**Challenge:** Repeat each entry in full, exactly.

(Source data)
================

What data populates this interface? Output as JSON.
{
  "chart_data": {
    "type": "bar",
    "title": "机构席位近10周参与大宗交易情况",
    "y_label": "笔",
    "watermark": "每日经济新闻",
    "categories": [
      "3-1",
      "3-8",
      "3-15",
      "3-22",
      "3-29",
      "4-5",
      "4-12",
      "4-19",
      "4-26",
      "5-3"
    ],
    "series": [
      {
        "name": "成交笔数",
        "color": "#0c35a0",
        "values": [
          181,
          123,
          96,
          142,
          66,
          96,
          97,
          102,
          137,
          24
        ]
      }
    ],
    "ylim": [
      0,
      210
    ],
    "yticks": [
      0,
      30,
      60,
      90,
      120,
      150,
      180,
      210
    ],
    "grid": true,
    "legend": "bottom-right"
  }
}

================

**Response below:**
What data populates this interface? Output as JSON.
{
  "chart_data": {
    "type": "bar",
    "title": "机构席位近10周参与大宗交易情况",
    "y_label": "笔",
    "watermark": "每日经济新闻",
    "categories": [
      "3-1",
      "3-8",
      "3-15",
      "3-22",
      "3-29",
      "4-5",
      "4-12",
      "4-19",
      "4-26",
      "5-3"
    ],
    "series": [
      {
        "name": "成交笔数",
        "color": "#0c35a0",
        "values": [
          181,
          123,
          96,
          142,
          66,
          96,
          97,
          102,
          137,
          24
        ]
      }
    ],
    "ylim": [
      0,
      210
    ],
    "yticks": [
      0,
      30,
      60,
      90,
      120,
      150,
      180,
      210
    ],
    "grid": true,
    "legend": "bottom-right"
  }
}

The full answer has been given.